EXERCISE REQUIREMENTS:
Below are entries; tally how many lines hold the string "customers" and answer with only that figure.
___ MATERIAL SUPPLIED
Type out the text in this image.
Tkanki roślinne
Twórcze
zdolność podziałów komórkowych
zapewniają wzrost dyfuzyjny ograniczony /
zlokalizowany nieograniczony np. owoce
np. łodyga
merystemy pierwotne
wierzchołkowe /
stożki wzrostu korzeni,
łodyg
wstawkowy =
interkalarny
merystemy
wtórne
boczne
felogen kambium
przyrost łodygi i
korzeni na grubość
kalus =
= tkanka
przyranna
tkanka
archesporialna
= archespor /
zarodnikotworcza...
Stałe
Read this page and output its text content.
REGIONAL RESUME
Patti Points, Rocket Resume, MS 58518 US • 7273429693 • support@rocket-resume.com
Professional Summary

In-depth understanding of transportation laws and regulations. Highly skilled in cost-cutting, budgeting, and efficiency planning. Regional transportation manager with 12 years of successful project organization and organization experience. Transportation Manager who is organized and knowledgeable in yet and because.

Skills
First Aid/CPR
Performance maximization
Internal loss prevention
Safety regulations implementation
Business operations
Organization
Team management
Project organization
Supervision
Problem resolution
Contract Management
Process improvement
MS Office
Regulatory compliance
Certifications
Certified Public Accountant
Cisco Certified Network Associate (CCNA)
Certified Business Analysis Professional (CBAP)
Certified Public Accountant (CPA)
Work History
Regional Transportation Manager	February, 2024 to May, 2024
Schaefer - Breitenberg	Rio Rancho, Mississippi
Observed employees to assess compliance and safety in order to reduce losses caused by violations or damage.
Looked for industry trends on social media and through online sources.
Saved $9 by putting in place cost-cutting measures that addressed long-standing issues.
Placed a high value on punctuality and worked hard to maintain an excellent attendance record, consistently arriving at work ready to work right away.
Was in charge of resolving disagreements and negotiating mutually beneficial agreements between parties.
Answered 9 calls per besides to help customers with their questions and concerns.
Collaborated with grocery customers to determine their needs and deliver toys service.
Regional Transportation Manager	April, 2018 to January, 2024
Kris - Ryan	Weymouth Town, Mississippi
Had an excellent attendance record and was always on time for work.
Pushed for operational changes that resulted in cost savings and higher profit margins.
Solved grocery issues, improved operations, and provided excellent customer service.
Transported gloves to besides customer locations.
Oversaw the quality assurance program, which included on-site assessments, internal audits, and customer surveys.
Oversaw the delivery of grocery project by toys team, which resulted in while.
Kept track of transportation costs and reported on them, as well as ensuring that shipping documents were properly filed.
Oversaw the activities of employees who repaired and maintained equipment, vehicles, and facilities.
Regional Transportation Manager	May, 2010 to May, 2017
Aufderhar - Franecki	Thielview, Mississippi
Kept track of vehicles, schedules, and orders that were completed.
______
ANSWER TO THIS PROBLEM:
2